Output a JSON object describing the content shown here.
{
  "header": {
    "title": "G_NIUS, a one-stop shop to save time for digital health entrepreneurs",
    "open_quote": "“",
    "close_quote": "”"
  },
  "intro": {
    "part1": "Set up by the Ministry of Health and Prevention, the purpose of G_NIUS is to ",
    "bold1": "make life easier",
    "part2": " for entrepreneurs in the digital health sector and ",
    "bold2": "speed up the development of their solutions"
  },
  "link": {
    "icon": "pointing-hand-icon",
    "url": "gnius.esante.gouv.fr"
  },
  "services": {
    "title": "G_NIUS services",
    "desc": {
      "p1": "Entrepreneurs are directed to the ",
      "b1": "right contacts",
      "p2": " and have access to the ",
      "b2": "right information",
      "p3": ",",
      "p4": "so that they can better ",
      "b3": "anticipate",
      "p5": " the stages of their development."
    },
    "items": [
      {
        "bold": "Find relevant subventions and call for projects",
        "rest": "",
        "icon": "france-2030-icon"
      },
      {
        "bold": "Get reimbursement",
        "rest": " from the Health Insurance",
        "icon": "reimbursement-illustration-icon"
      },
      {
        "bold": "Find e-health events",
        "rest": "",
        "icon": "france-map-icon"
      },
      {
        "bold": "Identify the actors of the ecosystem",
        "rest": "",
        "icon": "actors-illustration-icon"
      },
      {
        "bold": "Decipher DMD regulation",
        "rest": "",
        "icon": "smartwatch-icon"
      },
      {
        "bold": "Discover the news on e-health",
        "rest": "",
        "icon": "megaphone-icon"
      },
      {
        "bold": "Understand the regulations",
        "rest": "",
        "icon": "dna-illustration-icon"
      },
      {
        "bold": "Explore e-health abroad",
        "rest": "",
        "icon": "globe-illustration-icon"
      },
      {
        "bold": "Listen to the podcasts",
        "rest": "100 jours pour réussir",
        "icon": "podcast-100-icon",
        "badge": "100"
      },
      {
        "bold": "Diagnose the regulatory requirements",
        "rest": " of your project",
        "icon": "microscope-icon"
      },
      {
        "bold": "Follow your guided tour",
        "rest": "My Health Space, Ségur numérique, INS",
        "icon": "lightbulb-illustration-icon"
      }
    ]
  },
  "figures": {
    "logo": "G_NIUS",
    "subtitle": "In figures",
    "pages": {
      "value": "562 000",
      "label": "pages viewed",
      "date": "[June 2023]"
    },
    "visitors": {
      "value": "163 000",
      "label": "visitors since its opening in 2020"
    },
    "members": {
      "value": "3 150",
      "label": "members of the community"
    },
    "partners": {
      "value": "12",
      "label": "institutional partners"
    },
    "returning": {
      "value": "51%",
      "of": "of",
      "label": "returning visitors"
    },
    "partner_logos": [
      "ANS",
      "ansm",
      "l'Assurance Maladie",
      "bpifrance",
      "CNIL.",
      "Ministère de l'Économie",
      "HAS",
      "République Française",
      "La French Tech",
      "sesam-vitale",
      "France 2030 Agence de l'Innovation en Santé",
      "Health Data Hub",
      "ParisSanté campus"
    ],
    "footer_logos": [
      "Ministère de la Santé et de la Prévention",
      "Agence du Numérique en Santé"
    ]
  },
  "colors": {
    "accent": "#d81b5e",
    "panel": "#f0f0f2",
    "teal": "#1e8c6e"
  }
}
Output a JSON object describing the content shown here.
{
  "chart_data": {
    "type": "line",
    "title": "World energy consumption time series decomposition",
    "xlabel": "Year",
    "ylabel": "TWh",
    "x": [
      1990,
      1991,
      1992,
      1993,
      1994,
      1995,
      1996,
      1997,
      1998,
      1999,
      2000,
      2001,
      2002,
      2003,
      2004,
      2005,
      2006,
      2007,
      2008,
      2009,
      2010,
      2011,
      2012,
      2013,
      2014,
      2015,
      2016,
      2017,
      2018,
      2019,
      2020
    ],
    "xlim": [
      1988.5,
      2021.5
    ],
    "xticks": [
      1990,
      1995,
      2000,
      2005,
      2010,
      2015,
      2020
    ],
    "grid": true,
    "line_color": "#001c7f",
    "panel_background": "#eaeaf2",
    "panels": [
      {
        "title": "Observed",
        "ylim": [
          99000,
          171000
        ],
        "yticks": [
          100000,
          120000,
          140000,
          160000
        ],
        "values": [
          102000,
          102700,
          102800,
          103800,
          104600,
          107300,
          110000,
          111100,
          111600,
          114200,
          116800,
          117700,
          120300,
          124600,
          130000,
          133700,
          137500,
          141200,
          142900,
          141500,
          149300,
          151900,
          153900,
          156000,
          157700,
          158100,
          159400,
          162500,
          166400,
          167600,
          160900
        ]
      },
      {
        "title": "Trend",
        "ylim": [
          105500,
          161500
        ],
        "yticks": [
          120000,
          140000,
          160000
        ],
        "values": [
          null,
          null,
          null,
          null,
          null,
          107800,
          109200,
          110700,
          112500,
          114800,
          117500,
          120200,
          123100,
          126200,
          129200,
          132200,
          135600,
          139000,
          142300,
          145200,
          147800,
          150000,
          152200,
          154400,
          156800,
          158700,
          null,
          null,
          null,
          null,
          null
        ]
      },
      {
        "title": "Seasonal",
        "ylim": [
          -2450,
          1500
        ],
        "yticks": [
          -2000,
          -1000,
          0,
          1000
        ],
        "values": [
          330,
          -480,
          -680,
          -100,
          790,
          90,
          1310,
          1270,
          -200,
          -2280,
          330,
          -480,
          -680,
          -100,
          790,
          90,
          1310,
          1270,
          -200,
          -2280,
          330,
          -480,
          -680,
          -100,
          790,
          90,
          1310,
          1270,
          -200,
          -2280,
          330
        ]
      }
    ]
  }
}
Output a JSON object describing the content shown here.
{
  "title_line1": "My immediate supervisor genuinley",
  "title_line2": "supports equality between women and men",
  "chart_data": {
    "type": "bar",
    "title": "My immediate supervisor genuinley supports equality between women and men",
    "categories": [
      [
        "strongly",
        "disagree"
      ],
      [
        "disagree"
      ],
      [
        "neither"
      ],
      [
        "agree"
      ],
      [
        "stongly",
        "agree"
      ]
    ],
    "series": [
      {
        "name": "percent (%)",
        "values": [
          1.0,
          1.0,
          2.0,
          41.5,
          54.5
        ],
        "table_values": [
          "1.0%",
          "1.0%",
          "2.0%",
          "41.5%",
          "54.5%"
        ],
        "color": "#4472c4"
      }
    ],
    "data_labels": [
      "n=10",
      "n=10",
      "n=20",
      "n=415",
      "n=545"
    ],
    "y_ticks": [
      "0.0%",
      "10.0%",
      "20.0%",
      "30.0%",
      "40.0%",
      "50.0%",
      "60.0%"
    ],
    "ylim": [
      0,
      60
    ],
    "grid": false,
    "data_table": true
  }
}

Written request
Restate all of the entries exactly, please.

Output for this task
Output a JSON object describing the content shown here.
{
  "header": {
    "title": "G_NIUS, a one-stop shop to save time for digital health entrepreneurs",
    "open_quote": "“",
    "close_quote": "”"
  },
  "intro": {
    "part1": "Set up by the Ministry of Health and Prevention, the purpose of G_NIUS is to ",
    "bold1": "make life easier",
    "part2": " for entrepreneurs in the digital health sector and ",
    "bold2": "speed up the development of their solutions"
  },
  "link": {
    "icon": "pointing-hand-icon",
    "url": "gnius.esante.gouv.fr"
  },
  "services": {
    "title": "G_NIUS services",
    "desc": {
      "p1": "Entrepreneurs are directed to the ",
      "b1": "right contacts",
      "p2": " and have access to the ",
      "b2": "right information",
      "p3": ",",
      "p4": "so that they can better ",
      "b3": "anticipate",
      "p5": " the stages of their development."
    },
    "items": [
      {
        "bold": "Find relevant subventions and call for projects",
        "rest": "",
        "icon": "france-2030-icon"
      },
      {
        "bold": "Get reimbursement",
        "rest": " from the Health Insurance",
        "icon": "reimbursement-illustration-icon"
      },
      {
        "bold": "Find e-health events",
        "rest": "",
        "icon": "france-map-icon"
      },
      {
        "bold": "Identify the actors of the ecosystem",
        "rest": "",
        "icon": "actors-illustration-icon"
      },
      {
        "bold": "Decipher DMD regulation",
        "rest": "",
        "icon": "smartwatch-icon"
      },
      {
        "bold": "Discover the news on e-health",
        "rest": "",
        "icon": "megaphone-icon"
      },
      {
        "bold": "Understand the regulations",
        "rest": "",
        "icon": "dna-illustration-icon"
      },
      {
        "bold": "Explore e-health abroad",
        "rest": "",
        "icon": "globe-illustration-icon"
      },
      {
        "bold": "Listen to the podcasts",
        "rest": "100 jours pour réussir",
        "icon": "podcast-100-icon",
        "badge": "100"
      },
      {
        "bold": "Diagnose the regulatory requirements",
        "rest": " of your project",
        "icon": "microscope-icon"
      },
      {
        "bold": "Follow your guided tour",
        "rest": "My Health Space, Ségur numérique, INS",
        "icon": "lightbulb-illustration-icon"
      }
    ]
  },
  "figures": {
    "logo": "G_NIUS",
    "subtitle": "In figures",
    "pages": {
      "value": "562 000",
      "label": "pages viewed",
      "date": "[June 2023]"
    },
    "visitors": {
      "value": "163 000",
      "label": "visitors since its opening in 2020"
    },
    "members": {
      "value": "3 150",
      "label": "members of the community"
    },
    "partners": {
      "value": "12",
      "label": "institutional partners"
    },
    "returning": {
      "value": "51%",
      "of": "of",
      "label": "returning visitors"
    },
    "partner_logos": [
      "ANS",
      "ansm",
      "l'Assurance Maladie",
      "bpifrance",
      "CNIL.",
      "Ministère de l'Économie",
      "HAS",
      "République Française",
      "La French Tech",
      "sesam-vitale",
      "France 2030 Agence de l'Innovation en Santé",
      "Health Data Hub",
      "ParisSanté campus"
    ],
    "footer_logos": [
      "Ministère de la Santé et de la Prévention",
      "Agence du Numérique en Santé"
    ]
  },
  "colors": {
    "accent": "#d81b5e",
    "panel": "#f0f0f2",
    "teal": "#1e8c6e"
  }
}
Output a JSON object describing the content shown here.
{
  "chart_data": {
    "type": "line",
    "title": "World energy consumption time series decomposition",
    "xlabel": "Year",
    "ylabel": "TWh",
    "x": [
      1990,
      1991,
      1992,
      1993,
      1994,
      1995,
      1996,
      1997,
      1998,
      1999,
      2000,
      2001,
      2002,
      2003,
      2004,
      2005,
      2006,
      2007,
      2008,
      2009,
      2010,
      2011,
      2012,
      2013,
      2014,
      2015,
      2016,
      2017,
      2018,
      2019,
      2020
    ],
    "xlim": [
      1988.5,
      2021.5
    ],
    "xticks": [
      1990,
      1995,
      2000,
      2005,
      2010,
      2015,
      2020
    ],
    "grid": true,
    "line_color": "#001c7f",
    "panel_background": "#eaeaf2",
    "panels": [
      {
        "title": "Observed",
        "ylim": [
          99000,
          171000
        ],
        "yticks": [
          100000,
          120000,
          140000,
          160000
        ],
        "values": [
          102000,
          102700,
          102800,
          103800,
          104600,
          107300,
          110000,
          111100,
          111600,
          114200,
          116800,
          117700,
          120300,
          124600,
          130000,
          133700,
          137500,
          141200,
          142900,
          141500,
          149300,
          151900,
          153900,
          156000,
          157700,
          158100,
          159400,
          162500,
          166400,
          167600,
          160900
        ]
      },
      {
        "title": "Trend",
        "ylim": [
          105500,
          161500
        ],
        "yticks": [
          120000,
          140000,
          160000
        ],
        "values": [
          null,
          null,
          null,
          null,
          null,
          107800,
          109200,
          110700,
          112500,
          114800,
          117500,
          120200,
          123100,
          126200,
          129200,
          132200,
          135600,
          139000,
          142300,
          145200,
          147800,
          150000,
          152200,
          154400,
          156800,
          158700,
          null,
          null,
          null,
          null,
          null
        ]
      },
      {
        "title": "Seasonal",
        "ylim": [
          -2450,
          1500
        ],
        "yticks": [
          -2000,
          -1000,
          0,
          1000
        ],
        "values": [
          330,
          -480,
          -680,
          -100,
          790,
          90,
          1310,
          1270,
          -200,
          -2280,
          330,
          -480,
          -680,
          -100,
          790,
          90,
          1310,
          1270,
          -200,
          -2280,
          330,
          -480,
          -680,
          -100,
          790,
          90,
          1310,
          1270,
          -200,
          -2280,
          330
        ]
      }
    ]
  }
}
Output a JSON object describing the content shown here.
{
  "title_line1": "My immediate supervisor genuinley",
  "title_line2": "supports equality between women and men",
  "chart_data": {
    "type": "bar",
    "title": "My immediate supervisor genuinley supports equality between women and men",
    "categories": [
      [
        "strongly",
        "disagree"
      ],
      [
        "disagree"
      ],
      [
        "neither"
      ],
      [
        "agree"
      ],
      [
        "stongly",
        "agree"
      ]
    ],
    "series": [
      {
        "name": "percent (%)",
        "values": [
          1.0,
          1.0,
          2.0,
          41.5,
          54.5
        ],
        "table_values": [
          "1.0%",
          "1.0%",
          "2.0%",
          "41.5%",
          "54.5%"
        ],
        "color": "#4472c4"
      }
    ],
    "data_labels": [
      "n=10",
      "n=10",
      "n=20",
      "n=415",
      "n=545"
    ],
    "y_ticks": [
      "0.0%",
      "10.0%",
      "20.0%",
      "30.0%",
      "40.0%",
      "50.0%",
      "60.0%"
    ],
    "ylim": [
      0,
      60
    ],
    "grid": false,
    "data_table": true
  }
}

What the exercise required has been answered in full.